## Start Data rows

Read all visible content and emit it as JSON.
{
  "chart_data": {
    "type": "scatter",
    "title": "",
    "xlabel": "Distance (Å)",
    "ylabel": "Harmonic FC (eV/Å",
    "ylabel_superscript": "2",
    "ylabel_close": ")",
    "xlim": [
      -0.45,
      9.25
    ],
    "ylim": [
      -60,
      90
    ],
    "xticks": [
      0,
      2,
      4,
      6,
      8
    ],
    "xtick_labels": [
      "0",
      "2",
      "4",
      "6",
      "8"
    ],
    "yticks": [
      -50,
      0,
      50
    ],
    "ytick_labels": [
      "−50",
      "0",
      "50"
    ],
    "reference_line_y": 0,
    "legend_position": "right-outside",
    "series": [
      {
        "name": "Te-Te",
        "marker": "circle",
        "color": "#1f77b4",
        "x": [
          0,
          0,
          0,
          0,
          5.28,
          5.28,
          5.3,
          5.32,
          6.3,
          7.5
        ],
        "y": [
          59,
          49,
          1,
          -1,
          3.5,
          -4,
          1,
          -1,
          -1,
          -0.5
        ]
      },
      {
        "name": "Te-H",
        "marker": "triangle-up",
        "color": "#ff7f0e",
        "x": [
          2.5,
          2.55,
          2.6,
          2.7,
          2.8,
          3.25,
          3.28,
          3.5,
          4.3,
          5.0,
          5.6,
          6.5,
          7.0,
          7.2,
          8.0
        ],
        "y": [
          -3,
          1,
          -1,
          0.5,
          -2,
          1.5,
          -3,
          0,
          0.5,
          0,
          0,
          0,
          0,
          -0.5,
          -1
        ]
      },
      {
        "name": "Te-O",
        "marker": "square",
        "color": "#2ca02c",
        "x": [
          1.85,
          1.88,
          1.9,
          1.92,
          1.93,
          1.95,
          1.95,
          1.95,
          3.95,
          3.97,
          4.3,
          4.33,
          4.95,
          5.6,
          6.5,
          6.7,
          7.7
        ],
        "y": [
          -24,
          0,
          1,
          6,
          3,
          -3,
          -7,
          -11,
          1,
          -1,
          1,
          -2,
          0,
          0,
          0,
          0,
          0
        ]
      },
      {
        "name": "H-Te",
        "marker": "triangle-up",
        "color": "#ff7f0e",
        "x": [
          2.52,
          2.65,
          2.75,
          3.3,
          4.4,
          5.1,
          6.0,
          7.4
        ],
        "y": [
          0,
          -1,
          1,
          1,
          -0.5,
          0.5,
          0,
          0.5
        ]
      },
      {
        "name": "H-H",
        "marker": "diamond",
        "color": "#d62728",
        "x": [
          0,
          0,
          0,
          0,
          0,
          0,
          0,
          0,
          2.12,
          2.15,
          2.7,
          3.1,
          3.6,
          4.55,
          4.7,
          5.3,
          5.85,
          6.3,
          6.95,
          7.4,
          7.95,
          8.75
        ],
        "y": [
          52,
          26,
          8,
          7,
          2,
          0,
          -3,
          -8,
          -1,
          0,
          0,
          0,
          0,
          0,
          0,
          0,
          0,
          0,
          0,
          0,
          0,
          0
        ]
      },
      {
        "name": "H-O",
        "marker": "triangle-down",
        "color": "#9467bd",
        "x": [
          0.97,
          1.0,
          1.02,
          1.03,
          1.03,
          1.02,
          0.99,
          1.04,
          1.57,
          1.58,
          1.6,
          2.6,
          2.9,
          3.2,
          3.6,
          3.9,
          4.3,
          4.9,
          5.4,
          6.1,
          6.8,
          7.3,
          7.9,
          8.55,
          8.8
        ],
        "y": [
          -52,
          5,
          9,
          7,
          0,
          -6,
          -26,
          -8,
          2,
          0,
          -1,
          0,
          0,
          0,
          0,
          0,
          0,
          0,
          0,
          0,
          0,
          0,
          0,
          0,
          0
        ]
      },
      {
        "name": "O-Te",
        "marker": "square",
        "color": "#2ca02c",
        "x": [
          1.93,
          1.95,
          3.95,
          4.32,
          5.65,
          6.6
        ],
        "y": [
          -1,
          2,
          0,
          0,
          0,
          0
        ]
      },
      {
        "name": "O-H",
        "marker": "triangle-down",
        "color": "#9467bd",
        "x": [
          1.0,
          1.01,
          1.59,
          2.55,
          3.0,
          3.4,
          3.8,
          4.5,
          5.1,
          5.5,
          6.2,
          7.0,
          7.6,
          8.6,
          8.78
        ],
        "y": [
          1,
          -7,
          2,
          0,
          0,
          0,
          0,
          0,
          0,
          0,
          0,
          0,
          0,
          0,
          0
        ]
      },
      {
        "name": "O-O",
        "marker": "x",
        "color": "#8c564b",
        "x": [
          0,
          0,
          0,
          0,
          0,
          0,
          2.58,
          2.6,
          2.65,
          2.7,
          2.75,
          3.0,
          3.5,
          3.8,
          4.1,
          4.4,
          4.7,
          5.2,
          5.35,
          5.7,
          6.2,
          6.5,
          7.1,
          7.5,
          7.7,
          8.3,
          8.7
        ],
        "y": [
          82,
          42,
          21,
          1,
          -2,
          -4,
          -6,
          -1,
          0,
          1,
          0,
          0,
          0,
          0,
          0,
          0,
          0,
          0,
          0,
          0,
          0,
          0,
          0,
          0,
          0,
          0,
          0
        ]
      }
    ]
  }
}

## End Data rows

Short task> Your task is to return the full listing exactly as it was given.

Answer for the task>
Read all visible content and emit it as JSON.
{
  "chart_data": {
    "type": "scatter",
    "title": "",
    "xlabel": "Distance (Å)",
    "ylabel": "Harmonic FC (eV/Å",
    "ylabel_superscript": "2",
    "ylabel_close": ")",
    "xlim": [
      -0.45,
      9.25
    ],
    "ylim": [
      -60,
      90
    ],
    "xticks": [
      0,
      2,
      4,
      6,
      8
    ],
    "xtick_labels": [
      "0",
      "2",
      "4",
      "6",
      "8"
    ],
    "yticks": [
      -50,
      0,
      50
    ],
    "ytick_labels": [
      "−50",
      "0",
      "50"
    ],
    "reference_line_y": 0,
    "legend_position": "right-outside",
    "series": [
      {
        "name": "Te-Te",
        "marker": "circle",
        "color": "#1f77b4",
        "x": [
          0,
          0,
          0,
          0,
          5.28,
          5.28,
          5.3,
          5.32,
          6.3,
          7.5
        ],
        "y": [
          59,
          49,
          1,
          -1,
          3.5,
          -4,
          1,
          -1,
          -1,
          -0.5
        ]
      },
      {
        "name": "Te-H",
        "marker": "triangle-up",
        "color": "#ff7f0e",
        "x": [
          2.5,
          2.55,
          2.6,
          2.7,
          2.8,
          3.25,
          3.28,
          3.5,
          4.3,
          5.0,
          5.6,
          6.5,
          7.0,
          7.2,
          8.0
        ],
        "y": [
          -3,
          1,
          -1,
          0.5,
          -2,
          1.5,
          -3,
          0,
          0.5,
          0,
          0,
          0,
          0,
          -0.5,
          -1
        ]
      },
      {
        "name": "Te-O",
        "marker": "square",
        "color": "#2ca02c",
        "x": [
          1.85,
          1.88,
          1.9,
          1.92,
          1.93,
          1.95,
          1.95,
          1.95,
          3.95,
          3.97,
          4.3,
          4.33,
          4.95,
          5.6,
          6.5,
          6.7,
          7.7
        ],
        "y": [
          -24,
          0,
          1,
          6,
          3,
          -3,
          -7,
          -11,
          1,
          -1,
          1,
          -2,
          0,
          0,
          0,
          0,
          0
        ]
      },
      {
        "name": "H-Te",
        "marker": "triangle-up",
        "color": "#ff7f0e",
        "x": [
          2.52,
          2.65,
          2.75,
          3.3,
          4.4,
          5.1,
          6.0,
          7.4
        ],
        "y": [
          0,
          -1,
          1,
          1,
          -0.5,
          0.5,
          0,
          0.5
        ]
      },
      {
        "name": "H-H",
        "marker": "diamond",
        "color": "#d62728",
        "x": [
          0,
          0,
          0,
          0,
          0,
          0,
          0,
          0,
          2.12,
          2.15,
          2.7,
          3.1,
          3.6,
          4.55,
          4.7,
          5.3,
          5.85,
          6.3,
          6.95,
          7.4,
          7.95,
          8.75
        ],
        "y": [
          52,
          26,
          8,
          7,
          2,
          0,
          -3,
          -8,
          -1,
          0,
          0,
          0,
          0,
          0,
          0,
          0,
          0,
          0,
          0,
          0,
          0,
          0
        ]
      },
      {
        "name": "H-O",
        "marker": "triangle-down",
        "color": "#9467bd",
        "x": [
          0.97,
          1.0,
          1.02,
          1.03,
          1.03,
          1.02,
          0.99,
          1.04,
          1.57,
          1.58,
          1.6,
          2.6,
          2.9,
          3.2,
          3.6,
          3.9,
          4.3,
          4.9,
          5.4,
          6.1,
          6.8,
          7.3,
          7.9,
          8.55,
          8.8
        ],
        "y": [
          -52,
          5,
          9,
          7,
          0,
          -6,
          -26,
          -8,
          2,
          0,
          -1,
          0,
          0,
          0,
          0,
          0,
          0,
          0,
          0,
          0,
          0,
          0,
          0,
          0,
          0
        ]
      },
      {
        "name": "O-Te",
        "marker": "square",
        "color": "#2ca02c",
        "x": [
          1.93,
          1.95,
          3.95,
          4.32,
          5.65,
          6.6
        ],
        "y": [
          -1,
          2,
          0,
          0,
          0,
          0
        ]
      },
      {
        "name": "O-H",
        "marker": "triangle-down",
        "color": "#9467bd",
        "x": [
          1.0,
          1.01,
          1.59,
          2.55,
          3.0,
          3.4,
          3.8,
          4.5,
          5.1,
          5.5,
          6.2,
          7.0,
          7.6,
          8.6,
          8.78
        ],
        "y": [
          1,
          -7,
          2,
          0,
          0,
          0,
          0,
          0,
          0,
          0,
          0,
          0,
          0,
          0,
          0
        ]
      },
      {
        "name": "O-O",
        "marker": "x",
        "color": "#8c564b",
        "x": [
          0,
          0,
          0,
          0,
          0,
          0,
          2.58,
          2.6,
          2.65,
          2.7,
          2.75,
          3.0,
          3.5,
          3.8,
          4.1,
          4.4,
          4.7,
          5.2,
          5.35,
          5.7,
          6.2,
          6.5,
          7.1,
          7.5,
          7.7,
          8.3,
          8.7
        ],
        "y": [
          82,
          42,
          21,
          1,
          -2,
          -4,
          -6,
          -1,
          0,
          1,
          0,
          0,
          0,
          0,
          0,
          0,
          0,
          0,
          0,
          0,
          0,
          0,
          0,
          0,
          0,
          0,
          0
        ]
      }
    ]
  }
}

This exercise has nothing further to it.